A run of records:
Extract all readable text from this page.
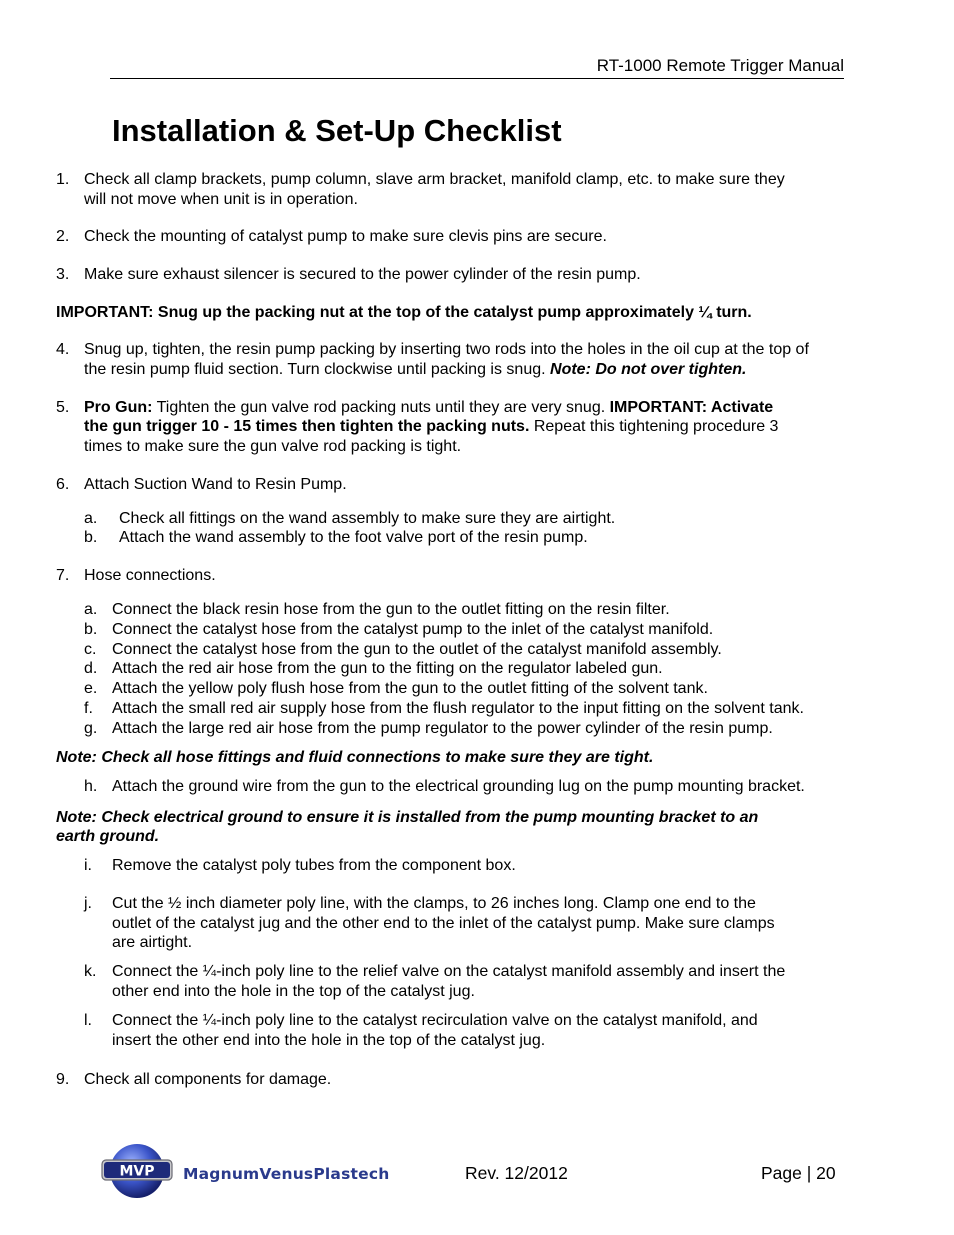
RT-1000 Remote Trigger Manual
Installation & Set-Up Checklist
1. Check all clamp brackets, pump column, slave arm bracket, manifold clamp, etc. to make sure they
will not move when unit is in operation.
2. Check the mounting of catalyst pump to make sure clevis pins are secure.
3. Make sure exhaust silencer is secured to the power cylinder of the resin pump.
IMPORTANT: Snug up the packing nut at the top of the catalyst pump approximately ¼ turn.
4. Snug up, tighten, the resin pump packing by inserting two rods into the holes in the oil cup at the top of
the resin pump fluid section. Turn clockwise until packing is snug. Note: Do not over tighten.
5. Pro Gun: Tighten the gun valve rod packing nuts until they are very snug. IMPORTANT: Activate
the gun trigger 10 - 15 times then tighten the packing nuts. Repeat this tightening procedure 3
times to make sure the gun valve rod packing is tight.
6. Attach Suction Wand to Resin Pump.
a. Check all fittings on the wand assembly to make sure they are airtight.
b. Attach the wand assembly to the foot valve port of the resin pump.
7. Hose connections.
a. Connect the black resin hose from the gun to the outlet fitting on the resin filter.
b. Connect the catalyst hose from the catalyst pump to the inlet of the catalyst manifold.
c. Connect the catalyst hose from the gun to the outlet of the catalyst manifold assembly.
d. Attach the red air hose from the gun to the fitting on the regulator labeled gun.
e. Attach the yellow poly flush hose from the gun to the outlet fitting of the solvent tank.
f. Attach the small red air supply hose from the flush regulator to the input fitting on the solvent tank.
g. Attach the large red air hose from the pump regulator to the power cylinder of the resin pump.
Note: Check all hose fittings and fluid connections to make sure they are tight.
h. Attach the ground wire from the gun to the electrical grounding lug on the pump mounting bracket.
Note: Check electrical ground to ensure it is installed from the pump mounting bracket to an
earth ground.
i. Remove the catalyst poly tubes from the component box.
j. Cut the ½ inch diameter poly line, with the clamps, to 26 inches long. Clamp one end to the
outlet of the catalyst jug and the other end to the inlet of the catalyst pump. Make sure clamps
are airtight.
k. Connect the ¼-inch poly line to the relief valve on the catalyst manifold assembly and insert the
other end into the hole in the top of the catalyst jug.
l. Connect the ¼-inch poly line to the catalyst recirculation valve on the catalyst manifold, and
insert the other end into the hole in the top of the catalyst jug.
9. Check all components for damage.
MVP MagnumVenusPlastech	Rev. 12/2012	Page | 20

...

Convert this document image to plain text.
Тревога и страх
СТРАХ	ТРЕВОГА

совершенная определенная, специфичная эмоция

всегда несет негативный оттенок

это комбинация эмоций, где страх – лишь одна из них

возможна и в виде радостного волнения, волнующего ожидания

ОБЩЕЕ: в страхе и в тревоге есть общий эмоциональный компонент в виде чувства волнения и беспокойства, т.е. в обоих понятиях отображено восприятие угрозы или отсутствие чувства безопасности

● **OBJECTIVE**:
Read through the data and copy every line where "fluid" shows up.

● **WRITTEN ANSWER**:
the resin pump fluid section. Turn clockwise until packing is snug. Note: Do not over tighten.
Note: Check all hose fittings and fluid connections to make sure they are tight.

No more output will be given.